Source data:
::::::::::

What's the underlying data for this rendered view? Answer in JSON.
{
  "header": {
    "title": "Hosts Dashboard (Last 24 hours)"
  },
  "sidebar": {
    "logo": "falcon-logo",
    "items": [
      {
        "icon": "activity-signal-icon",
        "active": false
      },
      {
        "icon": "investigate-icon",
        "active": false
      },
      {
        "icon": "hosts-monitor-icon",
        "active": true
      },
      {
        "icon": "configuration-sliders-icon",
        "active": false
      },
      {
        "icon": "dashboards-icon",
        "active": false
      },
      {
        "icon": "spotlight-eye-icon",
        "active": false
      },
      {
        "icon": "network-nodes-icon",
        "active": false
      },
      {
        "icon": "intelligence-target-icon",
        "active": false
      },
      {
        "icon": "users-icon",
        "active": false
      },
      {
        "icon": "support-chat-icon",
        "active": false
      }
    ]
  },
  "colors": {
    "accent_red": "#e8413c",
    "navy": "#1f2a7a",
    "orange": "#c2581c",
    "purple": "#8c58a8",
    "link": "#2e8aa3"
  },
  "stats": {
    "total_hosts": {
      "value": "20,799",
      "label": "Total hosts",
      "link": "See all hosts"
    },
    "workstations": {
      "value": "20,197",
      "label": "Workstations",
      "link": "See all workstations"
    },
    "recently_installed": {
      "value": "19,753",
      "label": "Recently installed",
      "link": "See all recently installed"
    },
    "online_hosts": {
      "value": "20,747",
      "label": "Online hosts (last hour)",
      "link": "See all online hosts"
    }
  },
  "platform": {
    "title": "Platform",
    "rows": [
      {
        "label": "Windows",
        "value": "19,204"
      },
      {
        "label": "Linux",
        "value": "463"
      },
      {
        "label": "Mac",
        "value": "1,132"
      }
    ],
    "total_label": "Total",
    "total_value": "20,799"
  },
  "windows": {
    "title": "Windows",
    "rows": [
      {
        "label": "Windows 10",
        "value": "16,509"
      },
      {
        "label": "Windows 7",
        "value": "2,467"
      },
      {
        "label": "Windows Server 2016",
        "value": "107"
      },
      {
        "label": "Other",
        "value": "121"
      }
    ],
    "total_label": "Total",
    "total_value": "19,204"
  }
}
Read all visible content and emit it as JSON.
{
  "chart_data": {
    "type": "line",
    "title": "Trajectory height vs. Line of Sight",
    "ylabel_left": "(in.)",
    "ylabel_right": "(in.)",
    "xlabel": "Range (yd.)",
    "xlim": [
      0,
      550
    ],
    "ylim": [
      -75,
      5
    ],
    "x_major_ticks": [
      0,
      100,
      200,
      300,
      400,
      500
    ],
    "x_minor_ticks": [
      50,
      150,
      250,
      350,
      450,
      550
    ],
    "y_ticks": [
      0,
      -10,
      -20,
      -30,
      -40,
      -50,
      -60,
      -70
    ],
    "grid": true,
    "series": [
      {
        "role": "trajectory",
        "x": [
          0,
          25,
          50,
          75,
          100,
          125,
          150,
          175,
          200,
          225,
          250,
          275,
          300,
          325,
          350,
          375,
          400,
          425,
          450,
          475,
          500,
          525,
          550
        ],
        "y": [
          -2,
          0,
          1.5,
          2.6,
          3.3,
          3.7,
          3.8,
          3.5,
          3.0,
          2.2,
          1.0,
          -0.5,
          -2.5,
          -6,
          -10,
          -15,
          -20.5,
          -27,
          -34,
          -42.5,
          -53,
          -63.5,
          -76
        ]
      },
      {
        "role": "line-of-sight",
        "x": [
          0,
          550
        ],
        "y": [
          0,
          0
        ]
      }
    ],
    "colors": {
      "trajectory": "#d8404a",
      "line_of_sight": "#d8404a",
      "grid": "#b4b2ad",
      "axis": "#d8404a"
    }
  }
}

::::::::::

Task to complete
Please reproduce the entire listing, exactly as shown.

Exercise solution
What's the underlying data for this rendered view? Answer in JSON.
{
  "header": {
    "title": "Hosts Dashboard (Last 24 hours)"
  },
  "sidebar": {
    "logo": "falcon-logo",
    "items": [
      {
        "icon": "activity-signal-icon",
        "active": false
      },
      {
        "icon": "investigate-icon",
        "active": false
      },
      {
        "icon": "hosts-monitor-icon",
        "active": true
      },
      {
        "icon": "configuration-sliders-icon",
        "active": false
      },
      {
        "icon": "dashboards-icon",
        "active": false
      },
      {
        "icon": "spotlight-eye-icon",
        "active": false
      },
      {
        "icon": "network-nodes-icon",
        "active": false
      },
      {
        "icon": "intelligence-target-icon",
        "active": false
      },
      {
        "icon": "users-icon",
        "active": false
      },
      {
        "icon": "support-chat-icon",
        "active": false
      }
    ]
  },
  "colors": {
    "accent_red": "#e8413c",
    "navy": "#1f2a7a",
    "orange": "#c2581c",
    "purple": "#8c58a8",
    "link": "#2e8aa3"
  },
  "stats": {
    "total_hosts": {
      "value": "20,799",
      "label": "Total hosts",
      "link": "See all hosts"
    },
    "workstations": {
      "value": "20,197",
      "label": "Workstations",
      "link": "See all workstations"
    },
    "recently_installed": {
      "value": "19,753",
      "label": "Recently installed",
      "link": "See all recently installed"
    },
    "online_hosts": {
      "value": "20,747",
      "label": "Online hosts (last hour)",
      "link": "See all online hosts"
    }
  },
  "platform": {
    "title": "Platform",
    "rows": [
      {
        "label": "Windows",
        "value": "19,204"
      },
      {
        "label": "Linux",
        "value": "463"
      },
      {
        "label": "Mac",
        "value": "1,132"
      }
    ],
    "total_label": "Total",
    "total_value": "20,799"
  },
  "windows": {
    "title": "Windows",
    "rows": [
      {
        "label": "Windows 10",
        "value": "16,509"
      },
      {
        "label": "Windows 7",
        "value": "2,467"
      },
      {
        "label": "Windows Server 2016",
        "value": "107"
      },
      {
        "label": "Other",
        "value": "121"
      }
    ],
    "total_label": "Total",
    "total_value": "19,204"
  }
}
Read all visible content and emit it as JSON.
{
  "chart_data": {
    "type": "line",
    "title": "Trajectory height vs. Line of Sight",
    "ylabel_left": "(in.)",
    "ylabel_right": "(in.)",
    "xlabel": "Range (yd.)",
    "xlim": [
      0,
      550
    ],
    "ylim": [
      -75,
      5
    ],
    "x_major_ticks": [
      0,
      100,
      200,
      300,
      400,
      500
    ],
    "x_minor_ticks": [
      50,
      150,
      250,
      350,
      450,
      550
    ],
    "y_ticks": [
      0,
      -10,
      -20,
      -30,
      -40,
      -50,
      -60,
      -70
    ],
    "grid": true,
    "series": [
      {
        "role": "trajectory",
        "x": [
          0,
          25,
          50,
          75,
          100,
          125,
          150,
          175,
          200,
          225,
          250,
          275,
          300,
          325,
          350,
          375,
          400,
          425,
          450,
          475,
          500,
          525,
          550
        ],
        "y": [
          -2,
          0,
          1.5,
          2.6,
          3.3,
          3.7,
          3.8,
          3.5,
          3.0,
          2.2,
          1.0,
          -0.5,
          -2.5,
          -6,
          -10,
          -15,
          -20.5,
          -27,
          -34,
          -42.5,
          -53,
          -63.5,
          -76
        ]
      },
      {
        "role": "line-of-sight",
        "x": [
          0,
          550
        ],
        "y": [
          0,
          0
        ]
      }
    ],
    "colors": {
      "trajectory": "#d8404a",
      "line_of_sight": "#d8404a",
      "grid": "#b4b2ad",
      "axis": "#d8404a"
    }
  }
}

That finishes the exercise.